Directions for this task ::
Write what comes next in the passage on Ets1 levels in H1975 and other cell lines, picking up after its final sentence.
*** Text excerpt Section Begins ***
To confirm that our sequence is binding specifically to H1975 cells owing to the presence of Ets1, we measured the mRNA levels of Ets1 in all the cell types used in the study. The mRNA levels of Ets1 were astronomically higher in H1975 cells as compared with any of the other cell types (Figure 3a). Also, the protein levels of Ets1 were significantly higher in H1975 cells, suggesting active translation of this protein within these cells. Another interesting observation we want to highlight here is that the mRNA and the protein levels of Ets1, although not as high as in H1975 cells, were relatively higher in H23, MDA-MB231 and DU-145 cells as compared with other cell types. This can very well explain our earlier observations of slight increase in aptamer internalization and cell death in these cells.
Figure 3.
Level of Ets1 in a spectrum of cells. (a) The mRNA and protein level of Ets1 was measured and compared in a variety of cells. The RNA from cells was extracted by Trizol method and purified. The RNA was then converted to cDNA and purified. The purified cDNA was then used for quantitative reverse transcription (qRT)–PCR with Ets1 primer (as given in Materials and methods section). The fold change in Ets1 levels was compared with the levels observed in H1975 cells. All values are represented as mean±s.e.m.; n=3; ***P<0.001 vs control. The protein level of Ets1 was also assessed in all the cell types by immunoblotting. The protein from the cells was extracted as described in Materials and methods section. Protein estimation was performed by Lowry's method. Equal amounts of protein were then loaded on 10% polyacrylamide gel and transferred on polyvinylidene fluoride membrane. Ets1 was detected by using anti-Ets1 and horseradish peroxidase (HRP)-labeled secondary antibody. The fold change in Ets1 protein levels was calculated with respect to the levels of Ets1 in H1975 cells. All values are represented as mean±s.e.m.; n=3; ***P<0.001 vs control. Both the mRNA and protein levels suggest significantly higher levels of Ets1 in H1975 cells as compared with all other cells. (b) Changes in the protein expression of Ets1 and MMP-13 in H1975 cells after the treatment with gefitinib, GNP, aptamer and Apt-GNP. H1975 cells were treated with gefitinib, GNP, aptamer and Apt-GNP for 48 h, and the protein was extracted from these treated cells as described in Materials and methods section. The levels of Ets1 and MMP-13 were checked by immunoblotting. The fold change was calculated with respect to untreated cells. All values are represented as mean±s.e.m.; n=3; ***P<0.001,**P<0.01 vs control. (c) Co-localization of Ets1 and aptamer. H1975 cells treated with Texas Red-labeled aptamer (red) were immunolabeled with Ets1 (green). Blue color stands for DAPI, which stains the DNA.
*** Text excerpt Section Ends ***
*** Dataset excerpts Section Begins ***
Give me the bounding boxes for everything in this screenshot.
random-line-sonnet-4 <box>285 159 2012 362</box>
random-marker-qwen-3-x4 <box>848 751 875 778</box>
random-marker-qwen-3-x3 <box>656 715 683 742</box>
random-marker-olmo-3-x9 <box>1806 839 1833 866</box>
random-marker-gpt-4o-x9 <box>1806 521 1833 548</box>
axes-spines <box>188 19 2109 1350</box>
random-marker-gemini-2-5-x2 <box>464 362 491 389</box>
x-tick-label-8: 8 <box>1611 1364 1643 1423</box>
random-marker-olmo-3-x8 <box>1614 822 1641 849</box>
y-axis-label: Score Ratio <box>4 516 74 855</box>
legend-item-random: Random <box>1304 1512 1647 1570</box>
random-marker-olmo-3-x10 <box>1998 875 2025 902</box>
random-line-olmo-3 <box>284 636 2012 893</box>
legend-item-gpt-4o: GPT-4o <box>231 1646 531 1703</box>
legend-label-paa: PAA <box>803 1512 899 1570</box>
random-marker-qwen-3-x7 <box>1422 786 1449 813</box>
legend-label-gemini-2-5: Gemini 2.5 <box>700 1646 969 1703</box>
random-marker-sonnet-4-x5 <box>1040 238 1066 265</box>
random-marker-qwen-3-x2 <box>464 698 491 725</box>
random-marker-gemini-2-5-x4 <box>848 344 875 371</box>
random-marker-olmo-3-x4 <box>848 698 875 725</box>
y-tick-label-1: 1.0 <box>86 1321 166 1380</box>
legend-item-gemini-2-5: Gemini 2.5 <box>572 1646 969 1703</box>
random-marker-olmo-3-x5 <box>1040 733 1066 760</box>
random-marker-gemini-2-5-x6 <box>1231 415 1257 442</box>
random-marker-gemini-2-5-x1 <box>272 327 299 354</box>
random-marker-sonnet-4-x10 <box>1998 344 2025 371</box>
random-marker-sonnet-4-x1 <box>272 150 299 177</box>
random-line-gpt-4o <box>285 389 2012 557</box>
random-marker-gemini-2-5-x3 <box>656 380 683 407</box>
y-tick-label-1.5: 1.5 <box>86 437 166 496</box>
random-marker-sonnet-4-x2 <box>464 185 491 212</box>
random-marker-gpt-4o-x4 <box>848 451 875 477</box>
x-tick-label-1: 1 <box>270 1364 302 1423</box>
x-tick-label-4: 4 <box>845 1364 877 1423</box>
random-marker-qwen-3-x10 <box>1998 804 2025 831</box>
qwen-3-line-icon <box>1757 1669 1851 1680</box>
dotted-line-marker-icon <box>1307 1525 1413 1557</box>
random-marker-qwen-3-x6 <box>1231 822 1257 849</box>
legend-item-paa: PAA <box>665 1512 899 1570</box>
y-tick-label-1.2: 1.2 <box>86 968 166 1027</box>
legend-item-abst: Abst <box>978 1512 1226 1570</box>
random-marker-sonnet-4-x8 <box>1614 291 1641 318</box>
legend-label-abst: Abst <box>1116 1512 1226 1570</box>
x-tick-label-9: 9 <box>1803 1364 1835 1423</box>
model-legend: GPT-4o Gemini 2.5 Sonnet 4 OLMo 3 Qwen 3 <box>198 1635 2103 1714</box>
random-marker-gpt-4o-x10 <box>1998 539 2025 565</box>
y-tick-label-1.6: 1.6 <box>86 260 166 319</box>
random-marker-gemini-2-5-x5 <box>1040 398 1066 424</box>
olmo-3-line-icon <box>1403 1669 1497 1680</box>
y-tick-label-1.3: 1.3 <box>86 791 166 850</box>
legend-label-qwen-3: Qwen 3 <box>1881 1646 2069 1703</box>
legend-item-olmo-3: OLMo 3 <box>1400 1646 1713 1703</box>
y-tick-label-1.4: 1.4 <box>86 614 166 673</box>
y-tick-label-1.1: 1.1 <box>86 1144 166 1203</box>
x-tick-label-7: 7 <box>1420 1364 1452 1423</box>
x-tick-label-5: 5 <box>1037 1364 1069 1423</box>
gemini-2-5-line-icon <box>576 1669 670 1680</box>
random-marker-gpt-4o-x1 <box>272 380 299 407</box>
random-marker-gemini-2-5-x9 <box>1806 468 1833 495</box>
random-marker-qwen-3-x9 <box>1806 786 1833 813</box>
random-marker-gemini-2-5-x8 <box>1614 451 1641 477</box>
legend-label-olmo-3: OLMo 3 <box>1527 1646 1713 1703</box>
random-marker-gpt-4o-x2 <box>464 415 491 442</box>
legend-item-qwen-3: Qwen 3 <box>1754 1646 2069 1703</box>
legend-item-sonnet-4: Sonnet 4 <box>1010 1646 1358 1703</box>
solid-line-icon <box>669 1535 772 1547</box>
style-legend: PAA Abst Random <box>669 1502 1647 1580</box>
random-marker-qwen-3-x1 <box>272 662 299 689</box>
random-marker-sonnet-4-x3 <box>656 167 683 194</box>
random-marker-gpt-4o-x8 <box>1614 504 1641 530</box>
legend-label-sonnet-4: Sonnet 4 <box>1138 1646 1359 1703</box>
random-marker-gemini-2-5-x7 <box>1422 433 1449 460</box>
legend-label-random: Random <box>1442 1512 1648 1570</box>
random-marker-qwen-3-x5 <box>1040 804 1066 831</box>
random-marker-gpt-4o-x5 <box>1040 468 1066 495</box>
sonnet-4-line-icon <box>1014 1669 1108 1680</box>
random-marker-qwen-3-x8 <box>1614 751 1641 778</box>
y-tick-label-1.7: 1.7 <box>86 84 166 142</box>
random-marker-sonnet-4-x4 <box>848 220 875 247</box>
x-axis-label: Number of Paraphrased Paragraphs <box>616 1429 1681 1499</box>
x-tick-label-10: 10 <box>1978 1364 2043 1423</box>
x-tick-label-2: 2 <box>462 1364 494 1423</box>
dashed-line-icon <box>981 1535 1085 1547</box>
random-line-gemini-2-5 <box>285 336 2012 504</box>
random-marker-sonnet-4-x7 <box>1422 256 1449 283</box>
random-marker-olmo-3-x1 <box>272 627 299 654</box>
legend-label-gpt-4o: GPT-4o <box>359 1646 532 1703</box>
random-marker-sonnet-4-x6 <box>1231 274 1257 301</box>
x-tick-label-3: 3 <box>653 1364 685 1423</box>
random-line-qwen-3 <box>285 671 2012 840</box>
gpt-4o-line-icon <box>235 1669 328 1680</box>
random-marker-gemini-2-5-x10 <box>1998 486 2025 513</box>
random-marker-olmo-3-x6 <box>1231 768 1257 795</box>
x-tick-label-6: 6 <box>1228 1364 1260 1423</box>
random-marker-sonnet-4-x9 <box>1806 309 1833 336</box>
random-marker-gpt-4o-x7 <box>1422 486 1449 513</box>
*** Dataset excerpts Section Ends ***
Expected answer ::
To further confirm that our selected aptamer specifically identifies Ets1 transcription factor, we investigated whether the treatment of H1975 cells with aptamer-GNP bio-conjugate results in any change in the levels of Ets1 and its downstream molecule matrix metalloproteinases (MMPs). Interestingly, we observed a significant decrease in the protein expression of Ets1 and its downstream molecule MMP-13 in H1975 cells treated with the bio-conjugate (Figure 3b). All our data conclude that aptamer indeed is blocking the Ets1 pathway for cell proliferation and thus showing higher efficacy. Furthermore, as can be seen in Figure 3c, the Texas Red-labeled aptamers co-localize with Ets1 protein in H1975 cells, which strengthens our above observations.
Ets1 depletion in H1975 cells lowers the accumulation of aptamer
To reconfirm that our aptamer was recognizing H1975 cells owing to the presence of high levels of Ets1, we inhibited the expression of Ets1 in H1975 cells by using endoribonuclease-prepared siRNAs (esiRNAs) against it. We checked if the selected aptamer could identify H1975 cells even after silencing Ets1 gene. Complete knockdown of Ets1 resulted in extensive cell death and hence, we could only partially silence it. Figure 4a clearly shows that on increasing the concentration of esiRNA, percentage of knockdown increased.
Figure 4.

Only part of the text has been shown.